→ **What needs to be done**
Take every line where the string "this" appears and copy it.

A block of data
===============

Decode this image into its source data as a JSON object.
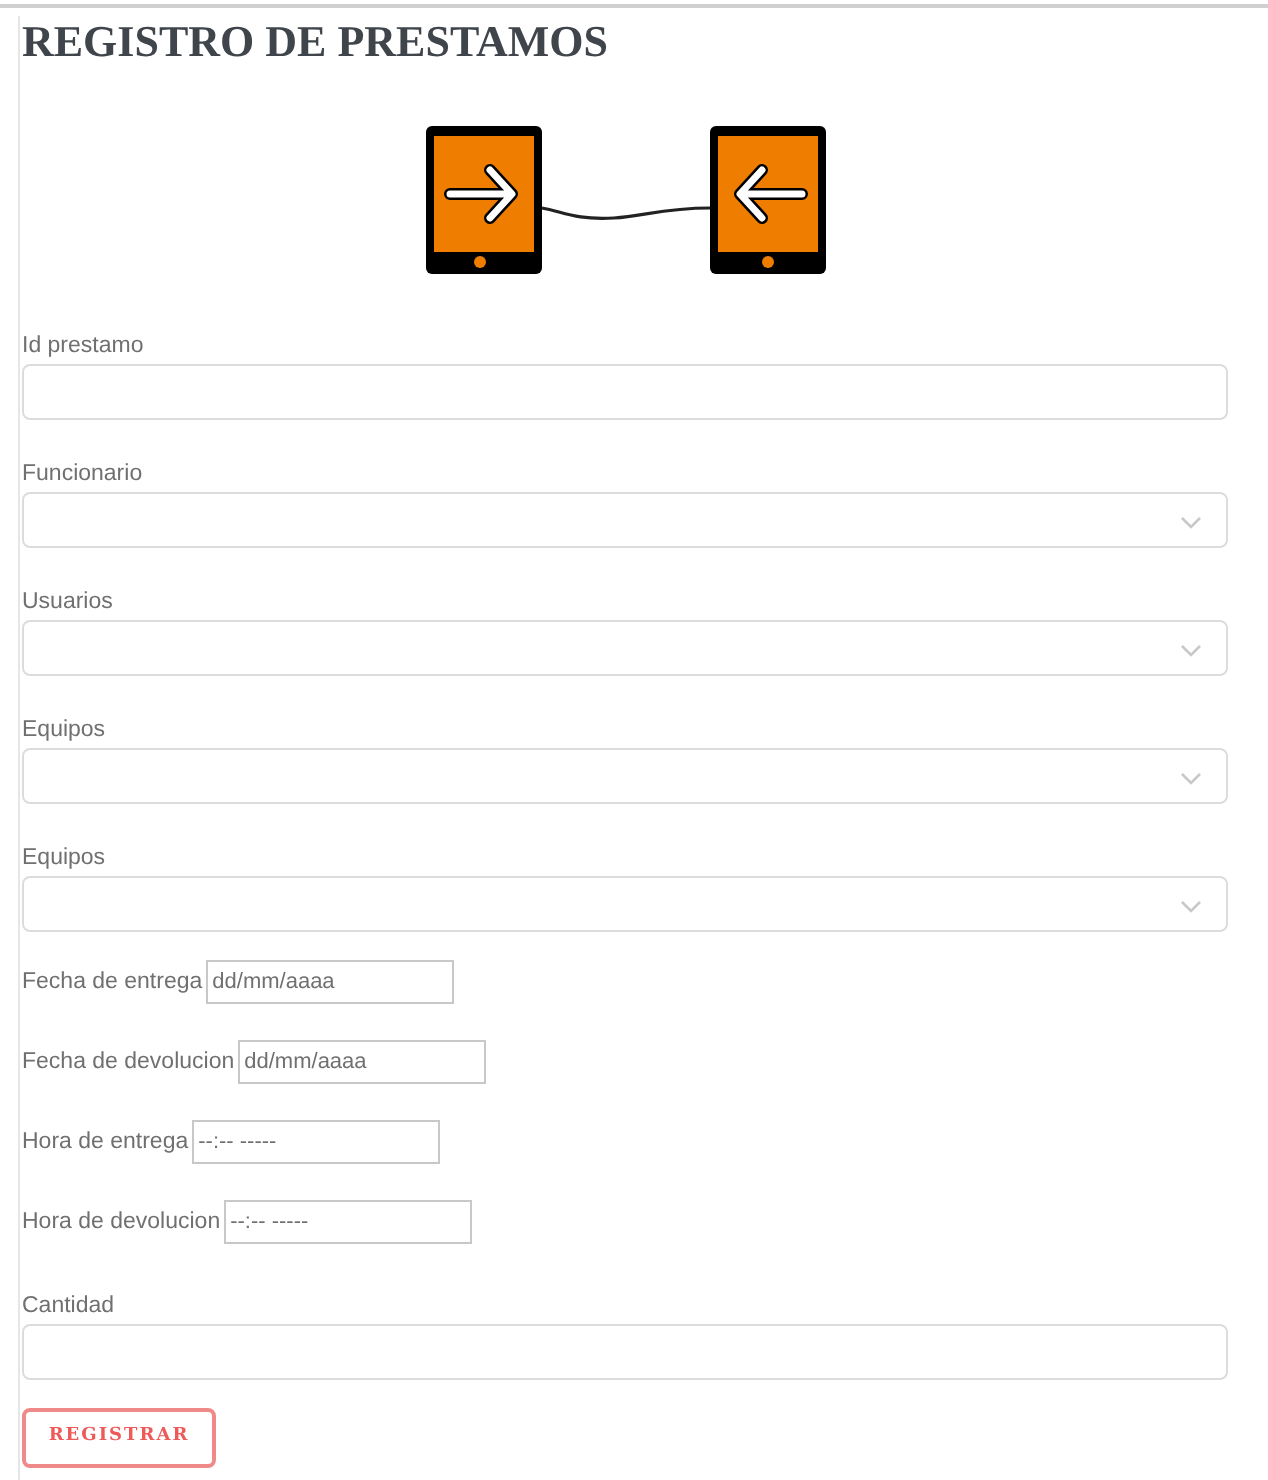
{
  "title": "REGISTRO DE PRESTAMOS",
  "fields": [
    {
      "kind": "text",
      "label": "Id prestamo"
    },
    {
      "kind": "select",
      "label": "Funcionario"
    },
    {
      "kind": "select",
      "label": "Usuarios"
    },
    {
      "kind": "select",
      "label": "Equipos"
    },
    {
      "kind": "select",
      "label": "Equipos"
    },
    {
      "kind": "inline",
      "label": "Fecha de entrega",
      "placeholder": "dd/mm/aaaa"
    },
    {
      "kind": "inline",
      "label": "Fecha de devolucion",
      "placeholder": "dd/mm/aaaa"
    },
    {
      "kind": "inline",
      "label": "Hora de entrega",
      "placeholder": "--:-- -----"
    },
    {
      "kind": "inline",
      "label": "Hora de devolucion",
      "placeholder": "--:-- -----"
    },
    {
      "kind": "text",
      "label": "Cantidad"
    }
  ],
  "submit": "REGISTRAR"
}
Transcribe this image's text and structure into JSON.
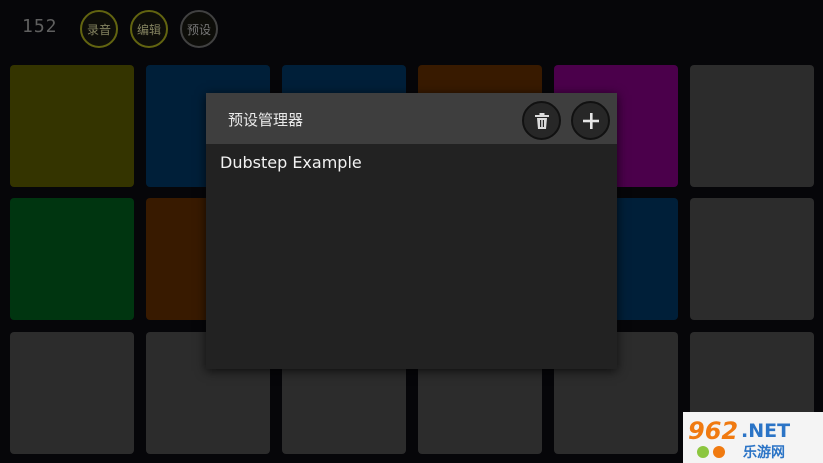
{
  "topbar": {
    "bpm": "152",
    "record_label": "录音",
    "edit_label": "编辑",
    "preset_label": "预设"
  },
  "pads": [
    {
      "color": "#545400"
    },
    {
      "color": "#01335d"
    },
    {
      "color": "#01335d"
    },
    {
      "color": "#5b2b00"
    },
    {
      "color": "#7a007a"
    },
    {
      "color": "#474747"
    },
    {
      "color": "#00561a"
    },
    {
      "color": "#5b2b00"
    },
    {
      "color": "#474747"
    },
    {
      "color": "#474747"
    },
    {
      "color": "#01335d"
    },
    {
      "color": "#474747"
    },
    {
      "color": "#474747"
    },
    {
      "color": "#474747"
    },
    {
      "color": "#474747"
    },
    {
      "color": "#474747"
    },
    {
      "color": "#474747"
    },
    {
      "color": "#474747"
    }
  ],
  "dialog": {
    "title": "预设管理器",
    "delete_icon": "trash-icon",
    "add_icon": "plus-icon",
    "presets": [
      "Dubstep Example"
    ]
  },
  "watermark": {
    "logo_text": "962.NET",
    "sub_text": "乐游网"
  }
}
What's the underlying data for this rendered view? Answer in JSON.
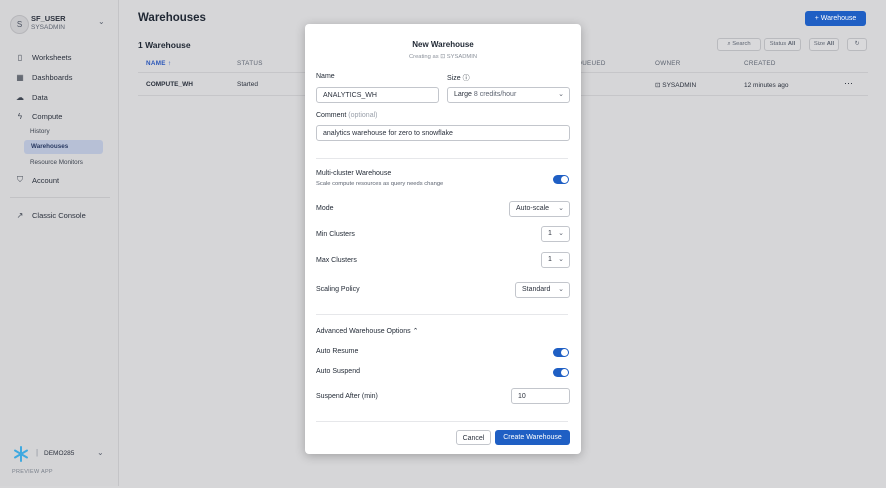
{
  "sidebar": {
    "user_name": "SF_USER",
    "user_role": "SYSADMIN",
    "avatar_initial": "S",
    "items": [
      {
        "label": "Worksheets",
        "icon": "file-icon"
      },
      {
        "label": "Dashboards",
        "icon": "grid-icon"
      },
      {
        "label": "Data",
        "icon": "cloud-icon"
      },
      {
        "label": "Compute",
        "icon": "bolt-icon"
      }
    ],
    "compute_sub": [
      "History",
      "Warehouses",
      "Resource Monitors"
    ],
    "account_label": "Account",
    "classic_console_label": "Classic Console",
    "org_name": "DEMO285",
    "preview_label": "PREVIEW APP"
  },
  "main": {
    "title": "Warehouses",
    "new_button_label": "Warehouse",
    "count_label": "1 Warehouse",
    "search_label": "Search",
    "status_filter": {
      "label": "Status",
      "value": "All"
    },
    "size_filter": {
      "label": "Size",
      "value": "All"
    },
    "columns": [
      "NAME",
      "STATUS",
      "QUEUED",
      "OWNER",
      "CREATED"
    ],
    "rows": [
      {
        "name": "COMPUTE_WH",
        "status": "Started",
        "owner": "SYSADMIN",
        "created": "12 minutes ago"
      }
    ]
  },
  "modal": {
    "title": "New Warehouse",
    "subtitle_prefix": "Creating as",
    "subtitle_role": "SYSADMIN",
    "name_label": "Name",
    "name_value": "ANALYTICS_WH",
    "size_label": "Size",
    "size_value": "Large",
    "size_credits": "8 credits/hour",
    "comment_label": "Comment",
    "comment_optional": "(optional)",
    "comment_value": "analytics warehouse for zero to snowflake",
    "multi_cluster_label": "Multi-cluster Warehouse",
    "multi_cluster_desc": "Scale compute resources as query needs change",
    "mode_label": "Mode",
    "mode_value": "Auto-scale",
    "min_clusters_label": "Min Clusters",
    "min_clusters_value": "1",
    "max_clusters_label": "Max Clusters",
    "max_clusters_value": "1",
    "scaling_policy_label": "Scaling Policy",
    "scaling_policy_value": "Standard",
    "advanced_label": "Advanced Warehouse Options",
    "auto_resume_label": "Auto Resume",
    "auto_suspend_label": "Auto Suspend",
    "suspend_after_label": "Suspend After (min)",
    "suspend_after_value": "10",
    "cancel_label": "Cancel",
    "create_label": "Create Warehouse"
  },
  "colors": {
    "accent": "#1f5fc4",
    "overlay": "#d6d6d8"
  }
}
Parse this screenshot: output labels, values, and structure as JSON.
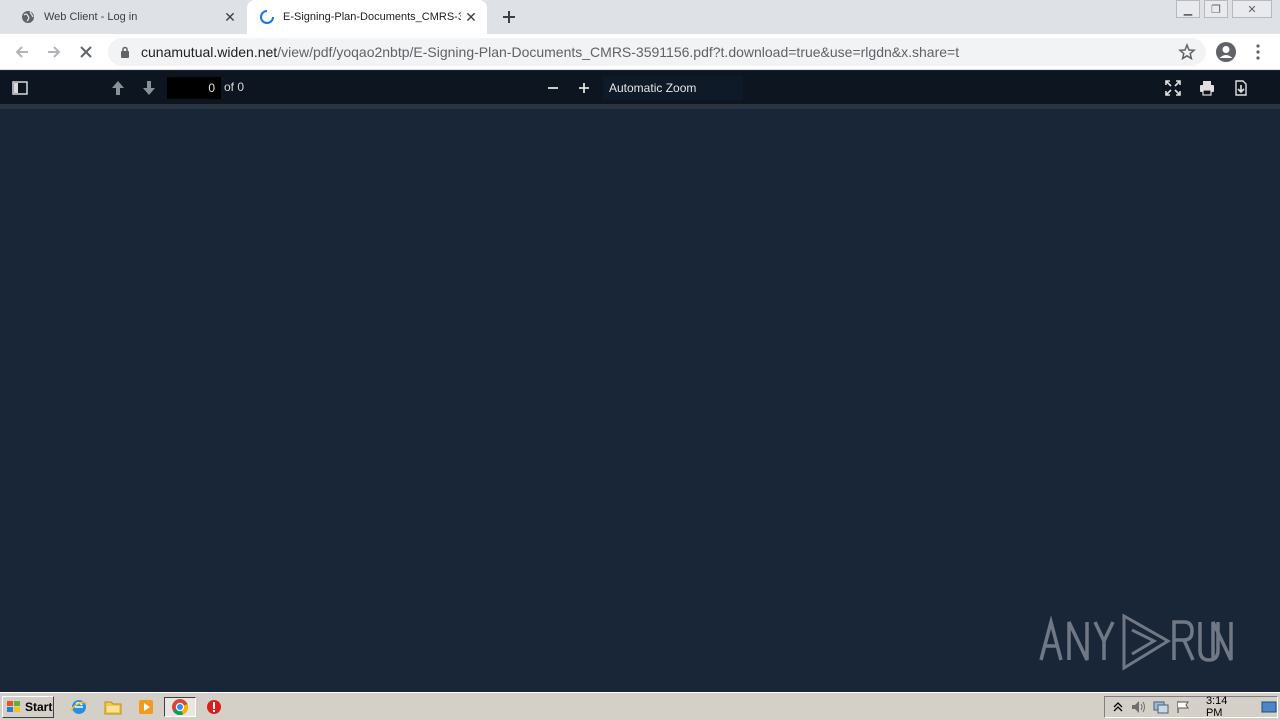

===============

→ **Written response**
Decode this image into its source data as a JSON object.
Transcribe this image's text and structure into JSON.
What's the underlying data for this rendered view? Answer in JSON.
Parse this screenshot: output labels, values, and structure as JSON.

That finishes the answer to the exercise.